***** Listing *****
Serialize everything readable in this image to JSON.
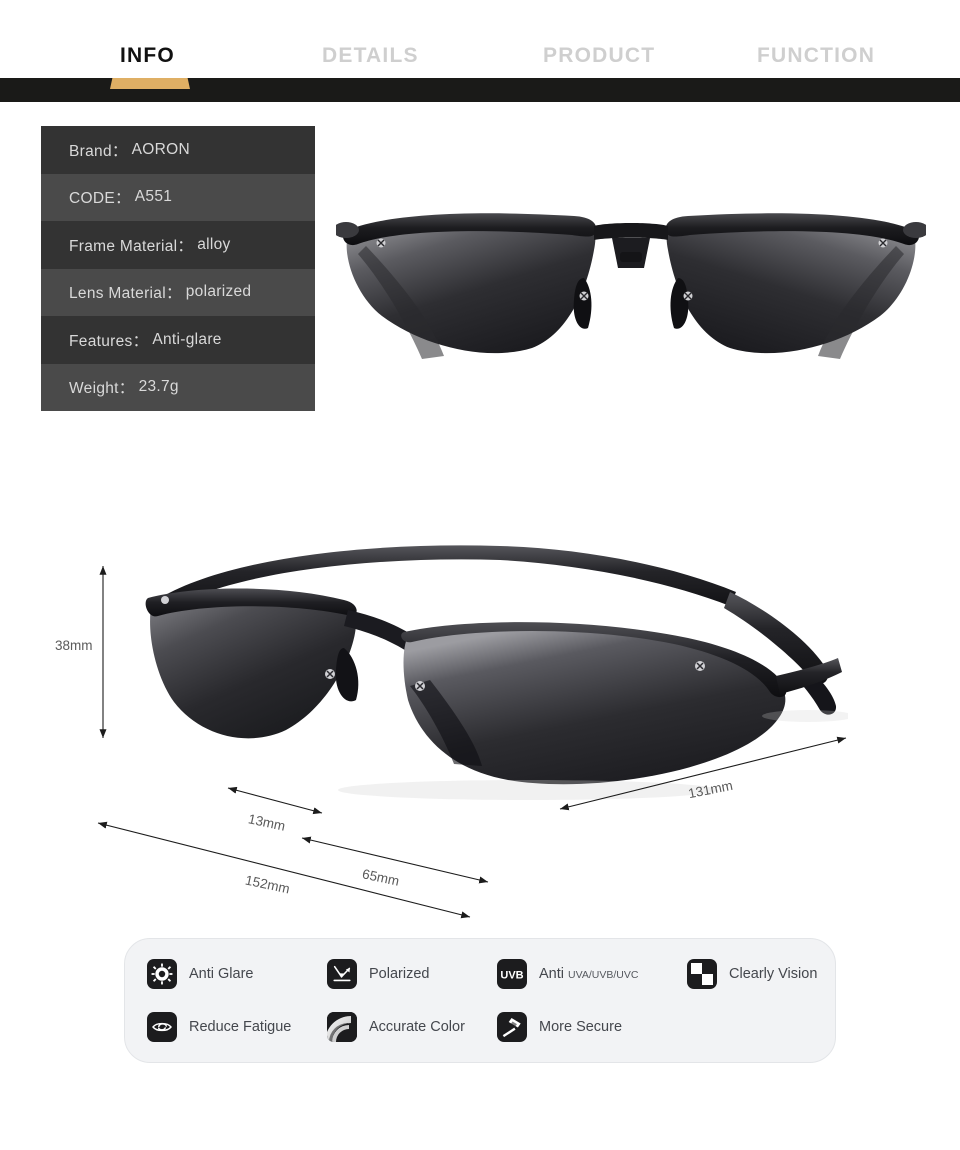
{
  "tabs": [
    {
      "label": "INFO",
      "active": true
    },
    {
      "label": "DETAILS",
      "active": false
    },
    {
      "label": "PRODUCT",
      "active": false
    },
    {
      "label": "FUNCTION",
      "active": false
    }
  ],
  "colors": {
    "accent_gold": "#dfaf64",
    "band_black": "#1a1a18",
    "row_dark": "#333333",
    "row_light": "#4a4a4a",
    "panel_bg": "#f2f3f5",
    "icon_bg": "#1c1c1e"
  },
  "spec_table": [
    {
      "label": "Brand：",
      "value": "AORON"
    },
    {
      "label": "CODE：",
      "value": "A551"
    },
    {
      "label": "Frame Material：",
      "value": "alloy"
    },
    {
      "label": "Lens Material：",
      "value": "polarized"
    },
    {
      "label": "Features：",
      "value": "Anti-glare"
    },
    {
      "label": "Weight：",
      "value": "23.7g"
    }
  ],
  "dimensions": {
    "height": "38mm",
    "bridge": "13mm",
    "total_width": "152mm",
    "lens_width": "65mm",
    "temple_arm": "131mm"
  },
  "features": [
    {
      "label": "Anti Glare",
      "sublabel": "",
      "icon": "sun-gear-icon"
    },
    {
      "label": "Polarized",
      "sublabel": "",
      "icon": "reflection-arrow-icon"
    },
    {
      "label": "Anti ",
      "sublabel": "UVA/UVB/UVC",
      "icon": "uvb-badge-icon"
    },
    {
      "label": "Clearly Vision",
      "sublabel": "",
      "icon": "checkerboard-icon"
    },
    {
      "label": "Reduce Fatigue",
      "sublabel": "",
      "icon": "eye-icon"
    },
    {
      "label": "Accurate Color",
      "sublabel": "",
      "icon": "color-arc-icon"
    },
    {
      "label": "More Secure",
      "sublabel": "",
      "icon": "hammer-icon"
    }
  ]
}
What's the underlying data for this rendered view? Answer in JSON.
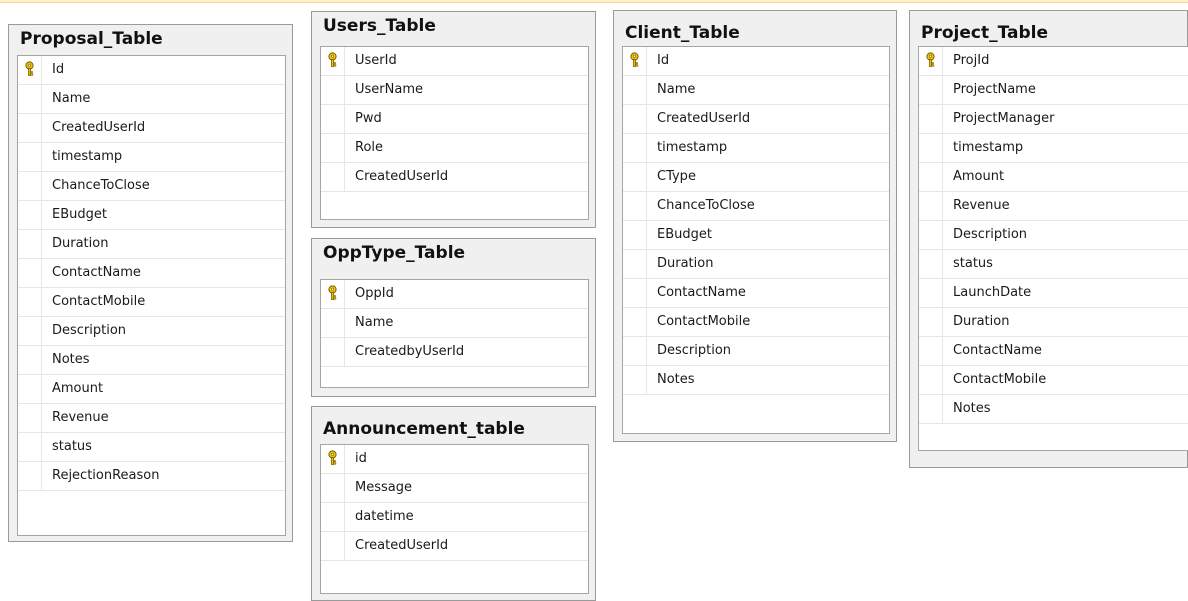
{
  "colors": {
    "card_bg": "#f0f0f0",
    "grid_bg": "#ffffff",
    "key_icon": "#e2b400",
    "border": "#9a9a9a"
  },
  "tables": [
    {
      "title": "Proposal_Table",
      "primary_key": "Id",
      "columns": [
        "Id",
        "Name",
        "CreatedUserId",
        "timestamp",
        "ChanceToClose",
        "EBudget",
        "Duration",
        "ContactName",
        "ContactMobile",
        "Description",
        "Notes",
        "Amount",
        "Revenue",
        "status",
        "RejectionReason"
      ]
    },
    {
      "title": "Users_Table",
      "primary_key": "UserId",
      "columns": [
        "UserId",
        "UserName",
        "Pwd",
        "Role",
        "CreatedUserId"
      ]
    },
    {
      "title": "OppType_Table",
      "primary_key": "OppId",
      "columns": [
        "OppId",
        "Name",
        "CreatedbyUserId"
      ]
    },
    {
      "title": "Announcement_table",
      "primary_key": "id",
      "columns": [
        "id",
        "Message",
        "datetime",
        "CreatedUserId"
      ]
    },
    {
      "title": "Client_Table",
      "primary_key": "Id",
      "columns": [
        "Id",
        "Name",
        "CreatedUserId",
        "timestamp",
        "CType",
        "ChanceToClose",
        "EBudget",
        "Duration",
        "ContactName",
        "ContactMobile",
        "Description",
        "Notes"
      ]
    },
    {
      "title": "Project_Table",
      "primary_key": "ProjId",
      "columns": [
        "ProjId",
        "ProjectName",
        "ProjectManager",
        "timestamp",
        "Amount",
        "Revenue",
        "Description",
        "status",
        "LaunchDate",
        "Duration",
        "ContactName",
        "ContactMobile",
        "Notes"
      ]
    }
  ]
}
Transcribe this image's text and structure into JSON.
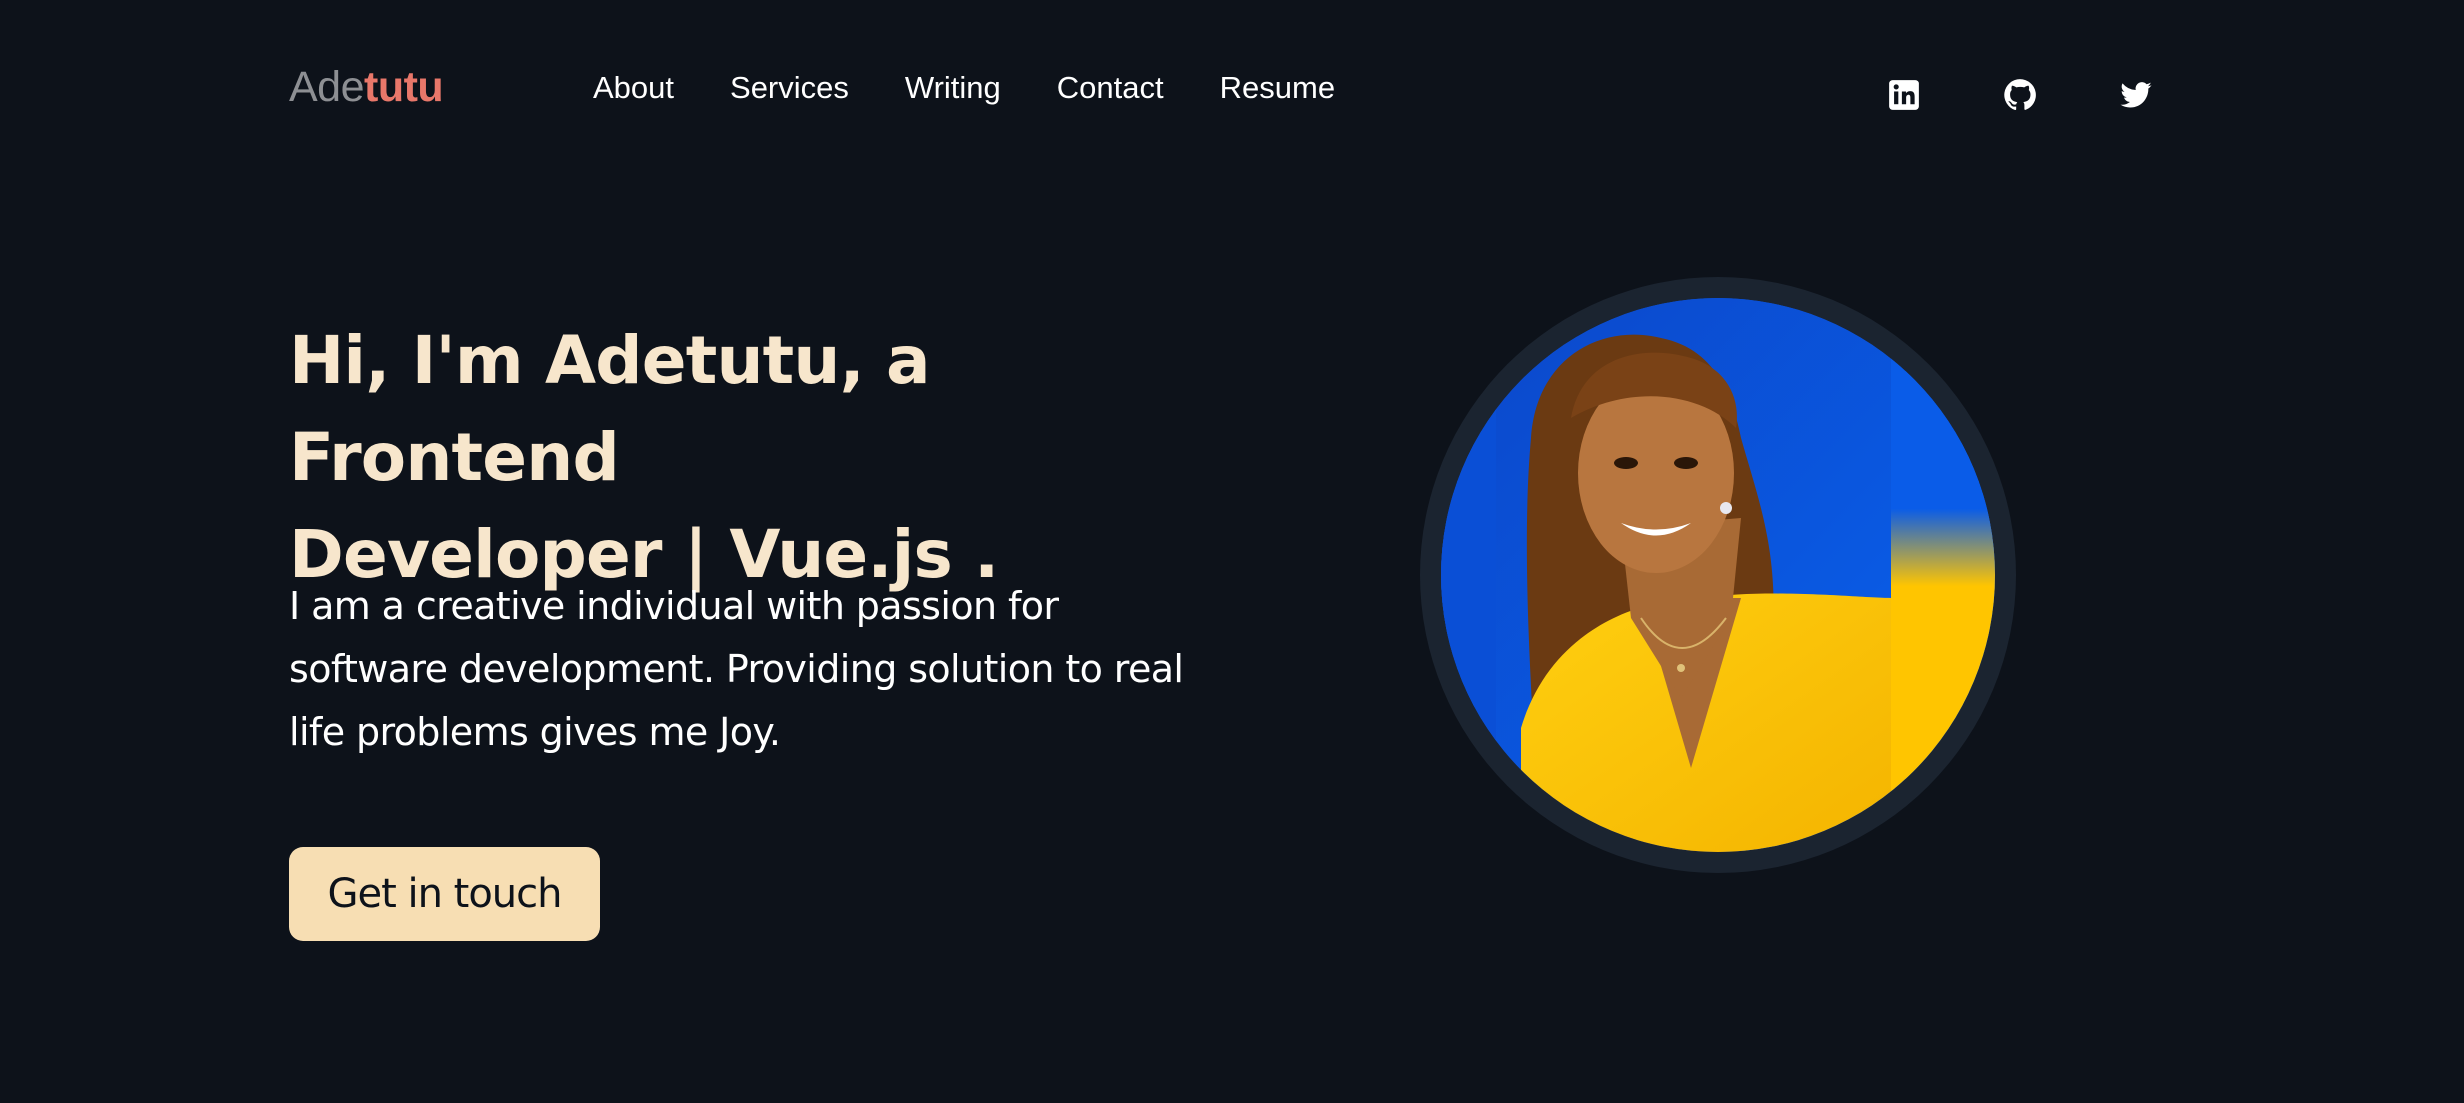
{
  "logo": {
    "first": "Ade",
    "second": "tutu"
  },
  "nav": {
    "items": [
      {
        "label": "About"
      },
      {
        "label": "Services"
      },
      {
        "label": "Writing"
      },
      {
        "label": "Contact"
      },
      {
        "label": "Resume"
      }
    ]
  },
  "social": {
    "icons": [
      "linkedin-icon",
      "github-icon",
      "twitter-icon"
    ]
  },
  "hero": {
    "title_line1": "Hi, I'm Adetutu, a Frontend",
    "title_line2": "Developer | Vue.js .",
    "description": "I am a creative individual with passion for software development. Providing solution to real life problems gives me Joy.",
    "cta_label": "Get in touch"
  },
  "colors": {
    "background": "#0d121a",
    "accent": "#e8776a",
    "heading": "#f7e6cc",
    "button": "#f7deb3",
    "portrait_blue": "#0a57e0",
    "portrait_yellow": "#ffc500"
  }
}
*****
■ **Stated problem**
In the material above, show every line where the word "JSON" turns up.

■ **Solution to this exercise**
Serialize everything readable in this image to JSON.
What's the underlying data for this rendered view? Answer in JSON.
Transcribe this image's text and structure into JSON.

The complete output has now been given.